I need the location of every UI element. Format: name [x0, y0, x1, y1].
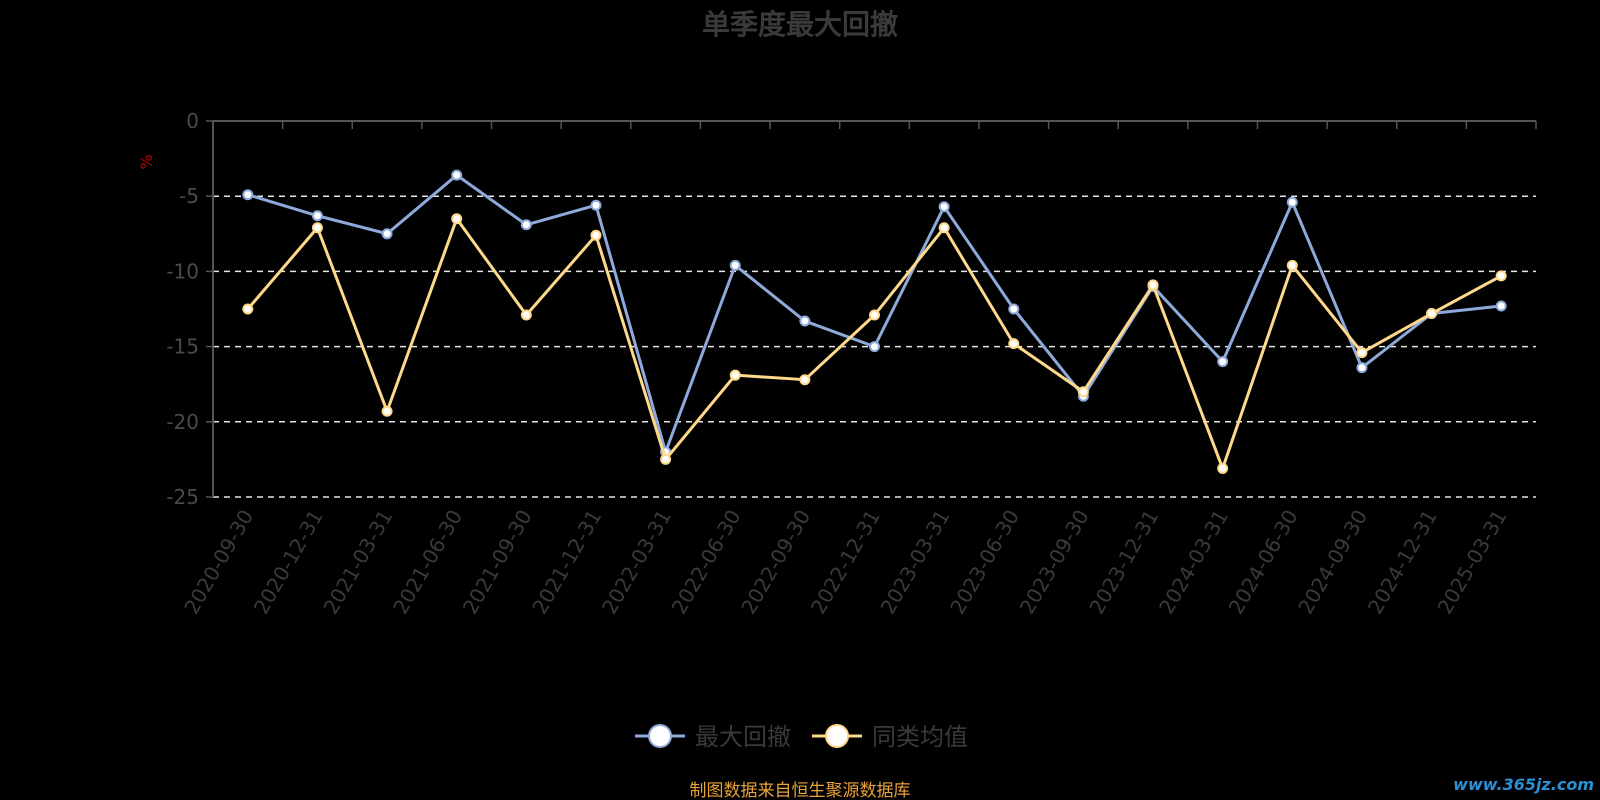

################

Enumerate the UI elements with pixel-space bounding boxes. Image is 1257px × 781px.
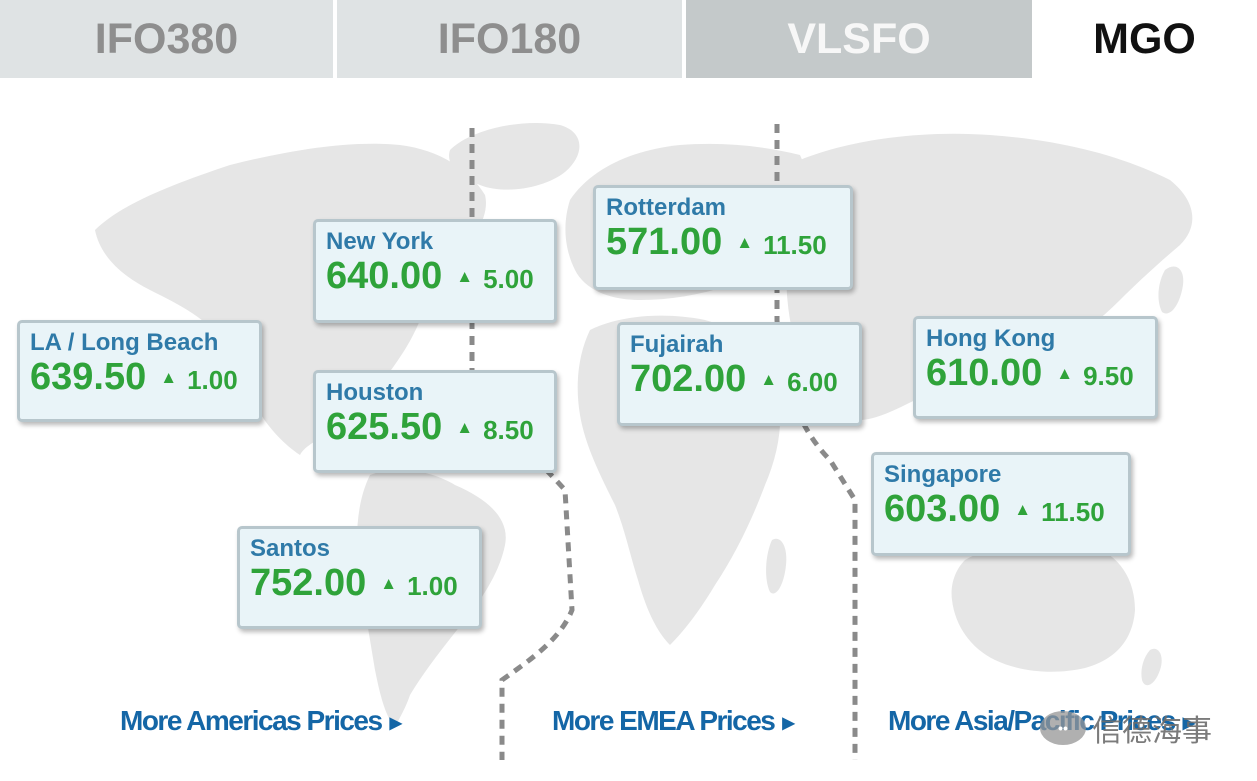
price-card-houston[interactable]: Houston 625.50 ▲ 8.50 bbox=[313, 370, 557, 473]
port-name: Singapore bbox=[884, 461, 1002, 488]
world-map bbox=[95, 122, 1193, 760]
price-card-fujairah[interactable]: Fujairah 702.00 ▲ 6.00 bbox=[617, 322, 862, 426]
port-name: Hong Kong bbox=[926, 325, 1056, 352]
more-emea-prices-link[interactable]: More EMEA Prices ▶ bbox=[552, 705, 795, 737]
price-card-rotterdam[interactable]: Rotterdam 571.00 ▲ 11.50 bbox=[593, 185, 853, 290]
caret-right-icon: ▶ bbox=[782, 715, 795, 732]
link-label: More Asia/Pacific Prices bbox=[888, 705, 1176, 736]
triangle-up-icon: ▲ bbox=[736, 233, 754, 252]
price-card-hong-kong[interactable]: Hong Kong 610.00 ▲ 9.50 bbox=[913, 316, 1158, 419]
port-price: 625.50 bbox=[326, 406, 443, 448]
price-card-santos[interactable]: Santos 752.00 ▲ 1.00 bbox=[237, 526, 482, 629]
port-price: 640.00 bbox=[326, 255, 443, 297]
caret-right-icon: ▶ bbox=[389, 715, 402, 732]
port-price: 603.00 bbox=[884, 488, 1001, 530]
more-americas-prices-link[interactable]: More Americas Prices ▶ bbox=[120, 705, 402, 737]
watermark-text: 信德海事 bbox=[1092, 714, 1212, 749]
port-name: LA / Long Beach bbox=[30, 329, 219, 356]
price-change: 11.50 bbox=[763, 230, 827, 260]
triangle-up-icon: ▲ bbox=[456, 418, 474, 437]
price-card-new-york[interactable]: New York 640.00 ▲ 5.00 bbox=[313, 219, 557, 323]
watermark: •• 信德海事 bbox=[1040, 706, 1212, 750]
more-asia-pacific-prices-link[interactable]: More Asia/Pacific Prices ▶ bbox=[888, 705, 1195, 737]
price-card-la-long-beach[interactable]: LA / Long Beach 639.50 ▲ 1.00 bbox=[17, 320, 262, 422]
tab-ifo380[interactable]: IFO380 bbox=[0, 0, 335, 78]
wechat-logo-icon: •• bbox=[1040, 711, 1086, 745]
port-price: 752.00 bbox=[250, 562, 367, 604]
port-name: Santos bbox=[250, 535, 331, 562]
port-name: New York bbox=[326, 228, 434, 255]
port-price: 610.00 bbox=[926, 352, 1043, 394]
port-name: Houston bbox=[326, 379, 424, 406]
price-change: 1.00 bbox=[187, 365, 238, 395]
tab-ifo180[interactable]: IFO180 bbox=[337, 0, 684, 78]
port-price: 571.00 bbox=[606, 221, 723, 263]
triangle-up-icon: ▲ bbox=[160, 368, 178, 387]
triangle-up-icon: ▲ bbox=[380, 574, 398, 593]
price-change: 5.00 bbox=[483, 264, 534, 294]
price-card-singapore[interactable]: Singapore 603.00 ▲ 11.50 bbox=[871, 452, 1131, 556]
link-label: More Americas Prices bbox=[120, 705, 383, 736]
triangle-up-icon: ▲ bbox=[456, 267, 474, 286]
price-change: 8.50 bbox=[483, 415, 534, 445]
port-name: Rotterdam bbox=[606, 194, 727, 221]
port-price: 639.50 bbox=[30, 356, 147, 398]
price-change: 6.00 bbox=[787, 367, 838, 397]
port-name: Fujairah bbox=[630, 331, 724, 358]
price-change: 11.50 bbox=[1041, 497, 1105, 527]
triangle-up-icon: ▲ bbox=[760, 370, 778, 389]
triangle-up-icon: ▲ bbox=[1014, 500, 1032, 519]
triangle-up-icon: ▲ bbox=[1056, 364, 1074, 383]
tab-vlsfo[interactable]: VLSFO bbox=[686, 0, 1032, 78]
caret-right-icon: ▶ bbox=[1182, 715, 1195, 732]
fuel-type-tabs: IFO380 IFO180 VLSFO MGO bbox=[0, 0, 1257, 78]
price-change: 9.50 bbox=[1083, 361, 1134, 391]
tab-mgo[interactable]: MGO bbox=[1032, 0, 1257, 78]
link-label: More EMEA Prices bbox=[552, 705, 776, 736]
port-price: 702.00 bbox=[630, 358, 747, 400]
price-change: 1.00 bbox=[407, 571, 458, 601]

################

EXERCISE DESCRIPTION: Express the lines of the listing, starting at the line that contains "Enumerate the UI" and ending at the line that contains "price-card-la-long-beach[interactable]: LA /", as a JSON list of strings with one string per line. Leave out blank lines and the pictures.

EXPECTED OUTPUT:
[
  "Enumerate the UI elements with pixel-space bounding boxes. Image is 1257px × 781px.",
  "price-card-houston[interactable]: Houston 625.50 ▲ 8.50 bbox=[313, 370, 557, 473]",
  "port-name: Singapore bbox=[884, 461, 1002, 488]",
  "world-map bbox=[95, 122, 1193, 760]",
  "price-card-fujairah[interactable]: Fujairah 702.00 ▲ 6.00 bbox=[617, 322, 862, 426]",
  "port-name: Hong Kong bbox=[926, 325, 1056, 352]",
  "more-emea-prices-link[interactable]: More EMEA Prices ▶ bbox=[552, 705, 795, 737]",
  "price-card-rotterdam[interactable]: Rotterdam 571.00 ▲ 11.50 bbox=[593, 185, 853, 290]",
  "caret-right-icon: ▶ bbox=[782, 715, 795, 732]",
  "link-label: More Asia/Pacific Prices bbox=[888, 705, 1176, 736]",
  "triangle-up-icon: ▲ bbox=[736, 233, 754, 252]",
  "price-card-hong-kong[interactable]: Hong Kong 610.00 ▲ 9.50 bbox=[913, 316, 1158, 419]",
  "port-price: 625.50 bbox=[326, 406, 443, 448]",
  "price-card-santos[interactable]: Santos 752.00 ▲ 1.00 bbox=[237, 526, 482, 629]",
  "port-price: 640.00 bbox=[326, 255, 443, 297]",
  "caret-right-icon: ▶ bbox=[389, 715, 402, 732]",
  "port-price: 603.00 bbox=[884, 488, 1001, 530]",
  "more-americas-prices-link[interactable]: More Americas Prices ▶ bbox=[120, 705, 402, 737]",
  "watermark-text: 信德海事 bbox=[1092, 714, 1212, 749]",
  "port-name: LA / Long Beach bbox=[30, 329, 219, 356]",
  "price-change: 11.50 bbox=[763, 230, 827, 260]",
  "triangle-up-icon: ▲ bbox=[456, 418, 474, 437]",
  "price-card-new-york[interactable]: New York 640.00 ▲ 5.00 bbox=[313, 219, 557, 323]",
  "watermark: •• 信德海事 bbox=[1040, 706, 1212, 750]",
  "more-asia-pacific-prices-link[interactable]: More Asia/Pacific Prices ▶ bbox=[888, 705, 1195, 737]",
  "price-card-la-long-beach[interactable]: LA / Long Beach 639.50 ▲ 1.00 bbox=[17, 320, 262, 422]"
]